▶ STATED PROBLEM
Return the material word for word. Do not include the pictures.

▶ DATA SHOWN

- - - -

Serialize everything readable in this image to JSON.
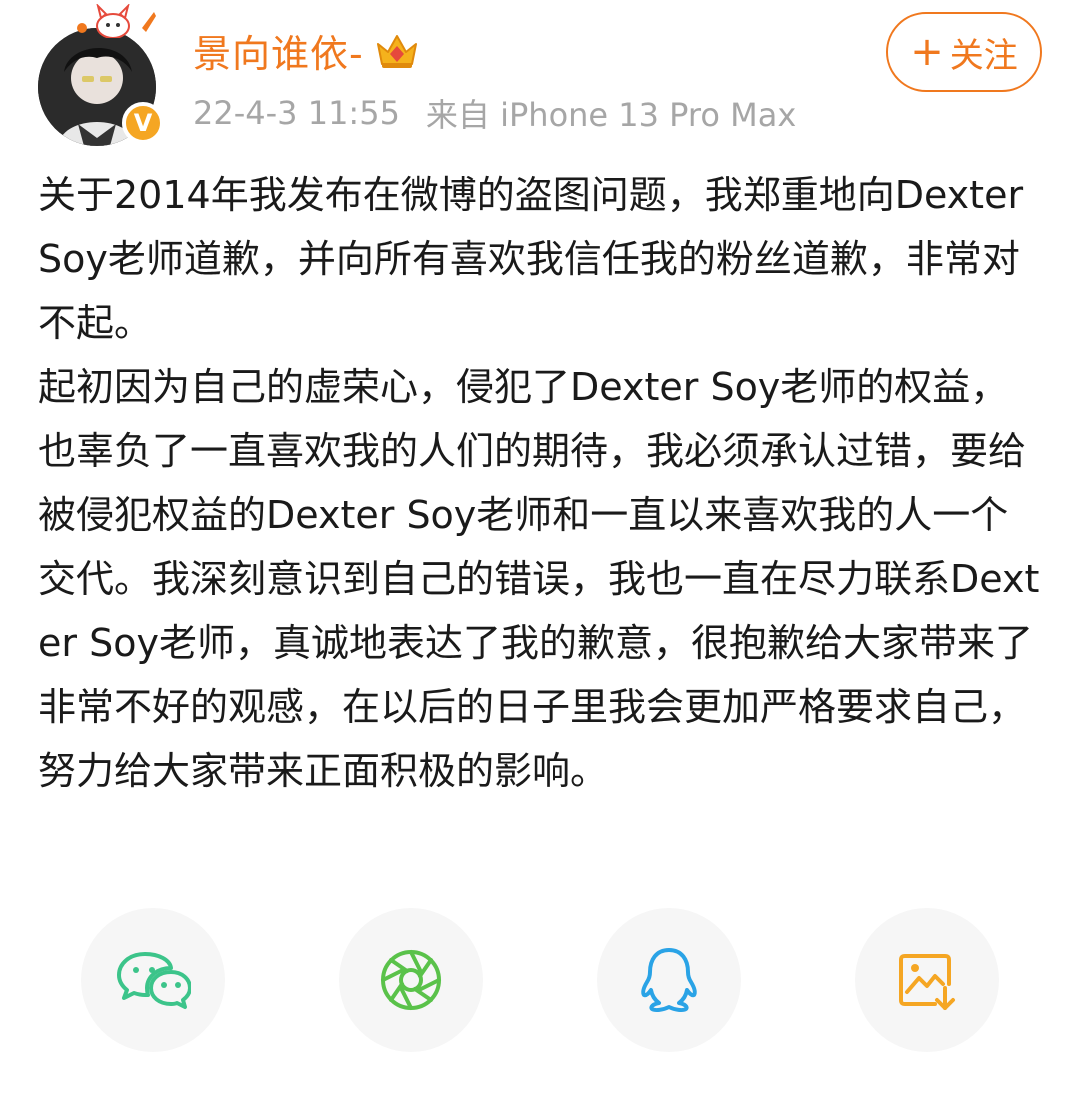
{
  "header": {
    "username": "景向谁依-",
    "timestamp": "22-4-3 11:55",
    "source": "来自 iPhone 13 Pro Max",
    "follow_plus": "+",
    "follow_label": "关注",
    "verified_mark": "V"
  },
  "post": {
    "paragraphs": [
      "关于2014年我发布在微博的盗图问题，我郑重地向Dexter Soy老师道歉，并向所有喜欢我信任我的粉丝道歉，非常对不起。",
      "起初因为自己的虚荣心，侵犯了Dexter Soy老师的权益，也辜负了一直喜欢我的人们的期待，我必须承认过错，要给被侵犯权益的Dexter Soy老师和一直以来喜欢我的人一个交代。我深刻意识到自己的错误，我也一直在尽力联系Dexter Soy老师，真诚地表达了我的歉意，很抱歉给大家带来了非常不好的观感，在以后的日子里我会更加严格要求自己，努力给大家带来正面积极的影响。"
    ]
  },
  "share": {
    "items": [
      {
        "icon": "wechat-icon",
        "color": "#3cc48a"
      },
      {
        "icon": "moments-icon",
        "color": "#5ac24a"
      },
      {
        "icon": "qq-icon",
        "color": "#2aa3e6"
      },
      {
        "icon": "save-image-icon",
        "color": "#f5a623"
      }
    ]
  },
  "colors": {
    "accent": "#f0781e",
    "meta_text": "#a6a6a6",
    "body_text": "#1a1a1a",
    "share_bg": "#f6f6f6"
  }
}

- - - -

▶ FULL RESPONSE
Serialize everything readable in this image to JSON.
{
  "header": {
    "username": "景向谁依-",
    "timestamp": "22-4-3 11:55",
    "source": "来自 iPhone 13 Pro Max",
    "follow_plus": "+",
    "follow_label": "关注",
    "verified_mark": "V"
  },
  "post": {
    "paragraphs": [
      "关于2014年我发布在微博的盗图问题，我郑重地向Dexter Soy老师道歉，并向所有喜欢我信任我的粉丝道歉，非常对不起。",
      "起初因为自己的虚荣心，侵犯了Dexter Soy老师的权益，也辜负了一直喜欢我的人们的期待，我必须承认过错，要给被侵犯权益的Dexter Soy老师和一直以来喜欢我的人一个交代。我深刻意识到自己的错误，我也一直在尽力联系Dexter Soy老师，真诚地表达了我的歉意，很抱歉给大家带来了非常不好的观感，在以后的日子里我会更加严格要求自己，努力给大家带来正面积极的影响。"
    ]
  },
  "share": {
    "items": [
      {
        "icon": "wechat-icon",
        "color": "#3cc48a"
      },
      {
        "icon": "moments-icon",
        "color": "#5ac24a"
      },
      {
        "icon": "qq-icon",
        "color": "#2aa3e6"
      },
      {
        "icon": "save-image-icon",
        "color": "#f5a623"
      }
    ]
  },
  "colors": {
    "accent": "#f0781e",
    "meta_text": "#a6a6a6",
    "body_text": "#1a1a1a",
    "share_bg": "#f6f6f6"
  }
}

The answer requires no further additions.